What is needed
Quote the data below in full, minus the images.

[Data excerpts]
########################################

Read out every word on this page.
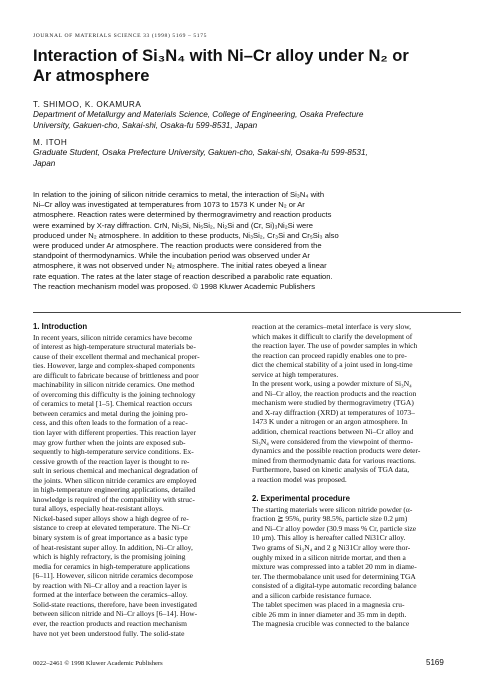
JOURNAL OF MATERIALS SCIENCE 33 (1998) 5169 – 5175
Interaction of Si₃N₄ with Ni–Cr alloy under N₂ or
Ar atmosphere
T. SHIMOO, K. OKAMURA
Department of Metallurgy and Materials Science, College of Engineering, Osaka Prefecture
University, Gakuen-cho, Sakai-shi, Osaka-fu 599-8531, Japan
M. ITOH
Graduate Student, Osaka Prefecture University, Gakuen-cho, Sakai-shi, Osaka-fu 599-8531,
Japan
In relation to the joining of silicon nitride ceramics to metal, the interaction of Si₃N₄ with
Ni–Cr alloy was investigated at temperatures from 1073 to 1573 K under N₂ or Ar
atmosphere. Reaction rates were determined by thermogravimetry and reaction products
were examined by X-ray diffraction. CrN, Ni₃Si, Ni₅Si₂, Ni₂Si and (Cr, Si)₃Ni₂Si were
produced under N₂ atmosphere. In addition to these products, Ni₃Si₂, Cr₃Si and Cr₅Si₃ also
were produced under Ar atmosphere. The reaction products were considered from the
standpoint of thermodynamics. While the incubation period was observed under Ar
atmosphere, it was not observed under N₂ atmosphere. The initial rates obeyed a linear
rate equation. The rates at the later stage of reaction described a parabolic rate equation.
The reaction mechanism model was proposed. © 1998 Kluwer Academic Publishers
1. Introduction
In recent years, silicon nitride ceramics have become
of interest as high-temperature structural materials be-
cause of their excellent thermal and mechanical proper-
ties. However, large and complex-shaped components
are difficult to fabricate because of brittleness and poor
machinability in silicon nitride ceramics. One method
of overcoming this difficulty is the joining technology
of ceramics to metal [1–5]. Chemical reaction occurs
between ceramics and metal during the joining pro-
cess, and this often leads to the formation of a reac-
tion layer with different properties. This reaction layer
may grow further when the joints are exposed sub-
sequently to high-temperature service conditions. Ex-
cessive growth of the reaction layer is thought to re-
sult in serious chemical and mechanical degradation of
the joints. When silicon nitride ceramics are employed
in high-temperature engineering applications, detailed
knowledge is required of the compatibility with struc-
tural alloys, especially heat-resistant alloys.
Nickel-based super alloys show a high degree of re-
sistance to creep at elevated temperature. The Ni–Cr
binary system is of great importance as a basic type
of heat-resistant super alloy. In addition, Ni–Cr alloy,
which is highly refractory, is the promising joining
media for ceramics in high-temperature applications
[6–11]. However, silicon nitride ceramics decompose
by reaction with Ni–Cr alloy and a reaction layer is
formed at the interface between the ceramics–alloy.
Solid-state reactions, therefore, have been investigated
between silicon nitride and Ni–Cr alloys [6–14]. How-
ever, the reaction products and reaction mechanism
have not yet been understood fully. The solid-state
reaction at the ceramics–metal interface is very slow,
which makes it difficult to clarify the development of
the reaction layer. The use of powder samples in which
the reaction can proceed rapidly enables one to pre-
dict the chemical stability of a joint used in long-time
service at high temperatures.
In the present work, using a powder mixture of Si₃N₄
and Ni–Cr alloy, the reaction products and the reaction
mechanism were studied by thermogravimetry (TGA)
and X-ray diffraction (XRD) at temperatures of 1073–
1473 K under a nitrogen or an argon atmosphere. In
addition, chemical reactions between Ni–Cr alloy and
Si₃N₄ were considered from the viewpoint of thermo-
dynamics and the possible reaction products were deter-
mined from thermodynamic data for various reactions.
Furthermore, based on kinetic analysis of TGA data,
a reaction model was proposed.
2. Experimental procedure
The starting materials were silicon nitride powder (α-
fraction ≧ 95%, purity 98.5%, particle size 0.2 μm)
and Ni–Cr alloy powder (30.9 mass % Cr, particle size
10 μm). This alloy is hereafter called Ni31Cr alloy.
Two grams of Si₃N₄ and 2 g Ni31Cr alloy were thor-
oughly mixed in a silicon nitride mortar, and then a
mixture was compressed into a tablet 20 mm in diame-
ter. The thermobalance unit used for determining TGA
consisted of a digital-type automatic recording balance
and a silicon carbide resistance furnace.
The tablet specimen was placed in a magnesia cru-
cible 26 mm in inner diameter and 35 mm in depth.
The magnesia crucible was connected to the balance
0022–2461 © 1998 Kluwer Academic Publishers	5169
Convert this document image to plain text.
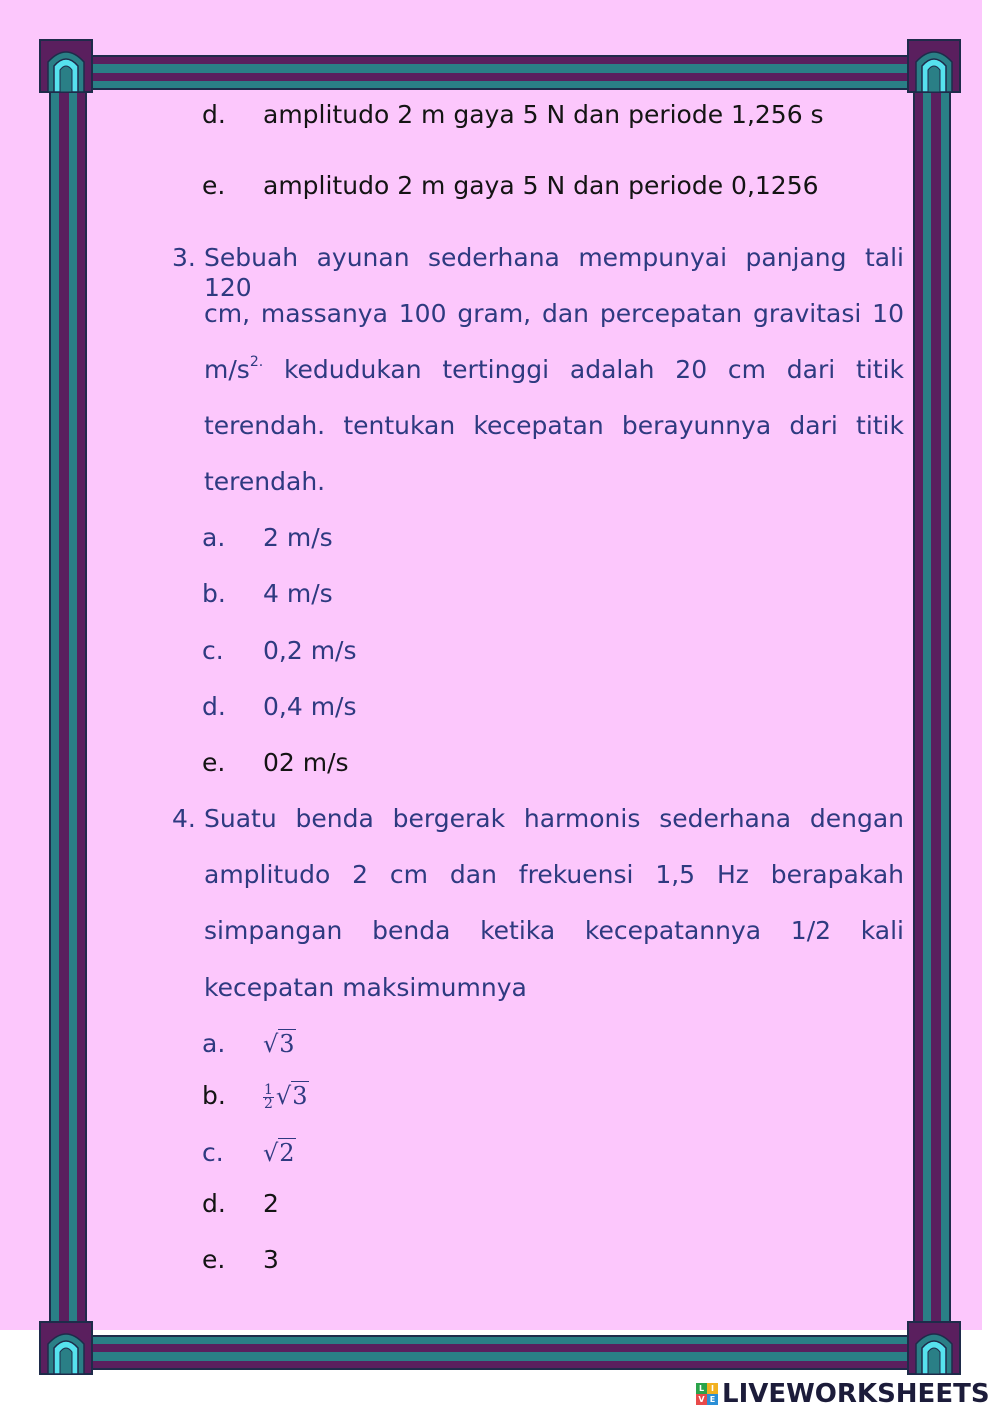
d. amplitudo 2 m gaya 5 N dan periode 1,256 s
e. amplitudo 2 m gaya 5 N dan periode 0,1256
3. Sebuah ayunan sederhana mempunyai panjang tali 120
cm, massanya 100 gram, dan percepatan gravitasi 10
$m/s^{2.}$ kedudukan tertinggi adalah 20 cm dari titik
terendah. tentukan kecepatan berayunnya dari titik
terendah.
a. 2 m/s
b. 4 m/s
c. 0,2 m/s
d. 0,4 m/s
e. 02 m/s
4. Suatu benda bergerak harmonis sederhana dengan
amplitudo 2 cm dan frekuensi 1,5 Hz berapakah
simpangan benda ketika kecepatannya 1/2 kali
kecepatan maksimumnya
a. √3
b.	$\frac{1}{2} √3$
c. √2
d. 2
e. 3
L I
V E LIVEWORKSHEETS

########################################

The output
Read out every word on this page.
JOURNAL OF MATERIALS SCIENCE 33 (1998) 5169 – 5175
Interaction of Si₃N₄ with Ni–Cr alloy under N₂ or
Ar atmosphere
T. SHIMOO, K. OKAMURA
Department of Metallurgy and Materials Science, College of Engineering, Osaka Prefecture
University, Gakuen-cho, Sakai-shi, Osaka-fu 599-8531, Japan
M. ITOH
Graduate Student, Osaka Prefecture University, Gakuen-cho, Sakai-shi, Osaka-fu 599-8531,
Japan
In relation to the joining of silicon nitride ceramics to metal, the interaction of Si₃N₄ with
Ni–Cr alloy was investigated at temperatures from 1073 to 1573 K under N₂ or Ar
atmosphere. Reaction rates were determined by thermogravimetry and reaction products
were examined by X-ray diffraction. CrN, Ni₃Si, Ni₅Si₂, Ni₂Si and (Cr, Si)₃Ni₂Si were
produced under N₂ atmosphere. In addition to these products, Ni₃Si₂, Cr₃Si and Cr₅Si₃ also
were produced under Ar atmosphere. The reaction products were considered from the
standpoint of thermodynamics. While the incubation period was observed under Ar
atmosphere, it was not observed under N₂ atmosphere. The initial rates obeyed a linear
rate equation. The rates at the later stage of reaction described a parabolic rate equation.
The reaction mechanism model was proposed. © 1998 Kluwer Academic Publishers
1. Introduction
In recent years, silicon nitride ceramics have become
of interest as high-temperature structural materials be-
cause of their excellent thermal and mechanical proper-
ties. However, large and complex-shaped components
are difficult to fabricate because of brittleness and poor
machinability in silicon nitride ceramics. One method
of overcoming this difficulty is the joining technology
of ceramics to metal [1–5]. Chemical reaction occurs
between ceramics and metal during the joining pro-
cess, and this often leads to the formation of a reac-
tion layer with different properties. This reaction layer
may grow further when the joints are exposed sub-
sequently to high-temperature service conditions. Ex-
cessive growth of the reaction layer is thought to re-
sult in serious chemical and mechanical degradation of
the joints. When silicon nitride ceramics are employed
in high-temperature engineering applications, detailed
knowledge is required of the compatibility with struc-
tural alloys, especially heat-resistant alloys.
Nickel-based super alloys show a high degree of re-
sistance to creep at elevated temperature. The Ni–Cr
binary system is of great importance as a basic type
of heat-resistant super alloy. In addition, Ni–Cr alloy,
which is highly refractory, is the promising joining
media for ceramics in high-temperature applications
[6–11]. However, silicon nitride ceramics decompose
by reaction with Ni–Cr alloy and a reaction layer is
formed at the interface between the ceramics–alloy.
Solid-state reactions, therefore, have been investigated
between silicon nitride and Ni–Cr alloys [6–14]. How-
ever, the reaction products and reaction mechanism
have not yet been understood fully. The solid-state
reaction at the ceramics–metal interface is very slow,
which makes it difficult to clarify the development of
the reaction layer. The use of powder samples in which
the reaction can proceed rapidly enables one to pre-
dict the chemical stability of a joint used in long-time
service at high temperatures.
In the present work, using a powder mixture of Si₃N₄
and Ni–Cr alloy, the reaction products and the reaction
mechanism were studied by thermogravimetry (TGA)
and X-ray diffraction (XRD) at temperatures of 1073–
1473 K under a nitrogen or an argon atmosphere. In
addition, chemical reactions between Ni–Cr alloy and
Si₃N₄ were considered from the viewpoint of thermo-
dynamics and the possible reaction products were deter-
mined from thermodynamic data for various reactions.
Furthermore, based on kinetic analysis of TGA data,
a reaction model was proposed.
2. Experimental procedure
The starting materials were silicon nitride powder (α-
fraction ≧ 95%, purity 98.5%, particle size 0.2 μm)
and Ni–Cr alloy powder (30.9 mass % Cr, particle size
10 μm). This alloy is hereafter called Ni31Cr alloy.
Two grams of Si₃N₄ and 2 g Ni31Cr alloy were thor-
oughly mixed in a silicon nitride mortar, and then a
mixture was compressed into a tablet 20 mm in diame-
ter. The thermobalance unit used for determining TGA
consisted of a digital-type automatic recording balance
and a silicon carbide resistance furnace.
The tablet specimen was placed in a magnesia cru-
cible 26 mm in inner diameter and 35 mm in depth.
The magnesia crucible was connected to the balance
0022–2461 © 1998 Kluwer Academic Publishers	5169
Convert this document image to plain text.
d. amplitudo 2 m gaya 5 N dan periode 1,256 s
e. amplitudo 2 m gaya 5 N dan periode 0,1256
3. Sebuah ayunan sederhana mempunyai panjang tali 120
cm, massanya 100 gram, dan percepatan gravitasi 10
$m/s^{2.}$ kedudukan tertinggi adalah 20 cm dari titik
terendah. tentukan kecepatan berayunnya dari titik
terendah.
a. 2 m/s
b. 4 m/s
c. 0,2 m/s
d. 0,4 m/s
e. 02 m/s
4. Suatu benda bergerak harmonis sederhana dengan
amplitudo 2 cm dan frekuensi 1,5 Hz berapakah
simpangan benda ketika kecepatannya 1/2 kali
kecepatan maksimumnya
a. √3
b.	$\frac{1}{2} √3$
c. √2
d. 2
e. 3
L I
V E LIVEWORKSHEETS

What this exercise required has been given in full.